## OBJECTIVE
Leaving out the pictures, retype all the material exactly.

• • • • •

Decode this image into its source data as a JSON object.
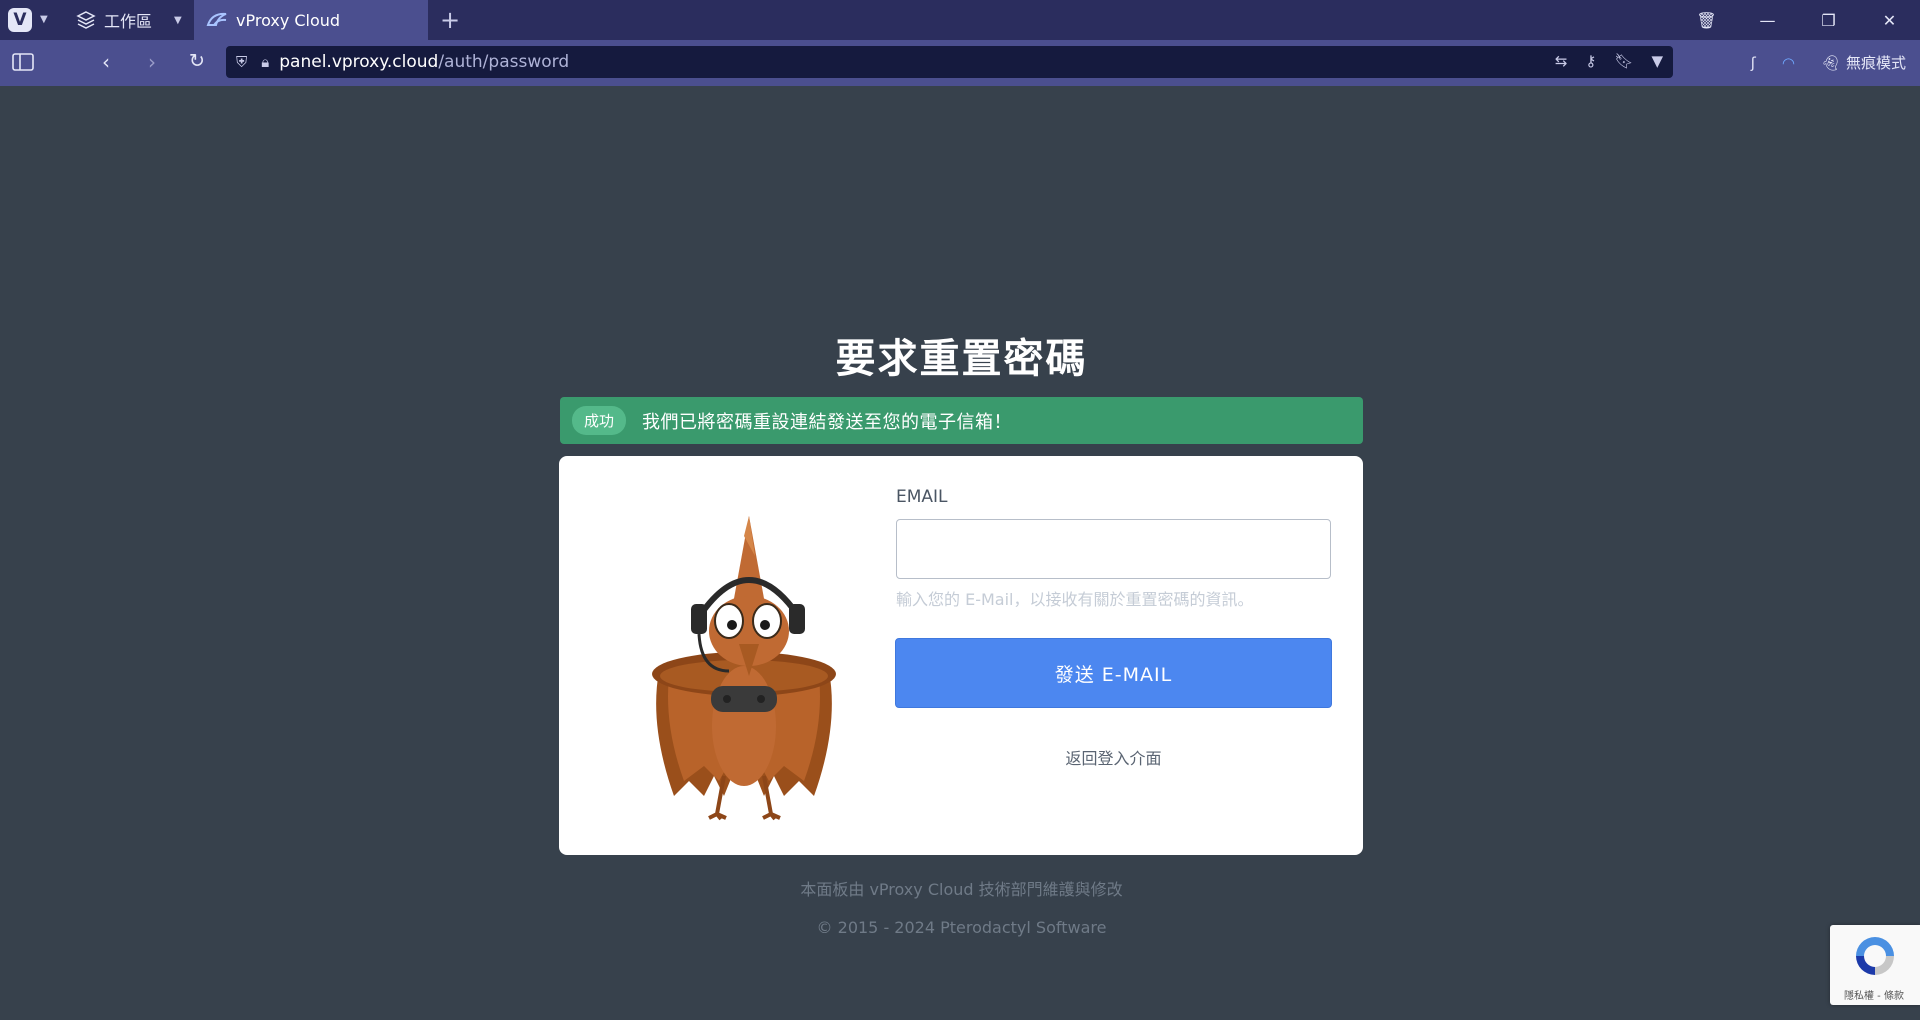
{
  "browser": {
    "workspace_label": "工作區",
    "tab_title": "vProxy Cloud",
    "url_host": "panel.vproxy.cloud",
    "url_path": "/auth/password",
    "private_label": "無痕模式"
  },
  "page": {
    "title": "要求重置密碼",
    "alert": {
      "badge": "成功",
      "message": "我們已將密碼重設連結發送至您的電子信箱！"
    },
    "form": {
      "email_label": "EMAIL",
      "email_value": "",
      "email_hint": "輸入您的 E-Mail，以接收有關於重置密碼的資訊。",
      "send_button": "發送 E-MAIL",
      "back_link": "返回登入介面"
    },
    "footer": {
      "maintainer": "本面板由 vProxy Cloud 技術部門維護與修改",
      "copyright": "© 2015 - 2024 Pterodactyl Software"
    },
    "recaptcha_text": "隱私權 - 條款"
  },
  "colors": {
    "page_bg": "#37414c",
    "success": "#3a9a6d",
    "primary_button": "#4c87f0",
    "tab_bar": "#2b2d5e",
    "address_bar": "#4b4f8f"
  }
}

• • • • •

## ANSWER TO THIS EXERCISE
Decode this image into its source data as a JSON object.
{
  "browser": {
    "workspace_label": "工作區",
    "tab_title": "vProxy Cloud",
    "url_host": "panel.vproxy.cloud",
    "url_path": "/auth/password",
    "private_label": "無痕模式"
  },
  "page": {
    "title": "要求重置密碼",
    "alert": {
      "badge": "成功",
      "message": "我們已將密碼重設連結發送至您的電子信箱！"
    },
    "form": {
      "email_label": "EMAIL",
      "email_value": "",
      "email_hint": "輸入您的 E-Mail，以接收有關於重置密碼的資訊。",
      "send_button": "發送 E-MAIL",
      "back_link": "返回登入介面"
    },
    "footer": {
      "maintainer": "本面板由 vProxy Cloud 技術部門維護與修改",
      "copyright": "© 2015 - 2024 Pterodactyl Software"
    },
    "recaptcha_text": "隱私權 - 條款"
  },
  "colors": {
    "page_bg": "#37414c",
    "success": "#3a9a6d",
    "primary_button": "#4c87f0",
    "tab_bar": "#2b2d5e",
    "address_bar": "#4b4f8f"
  }
}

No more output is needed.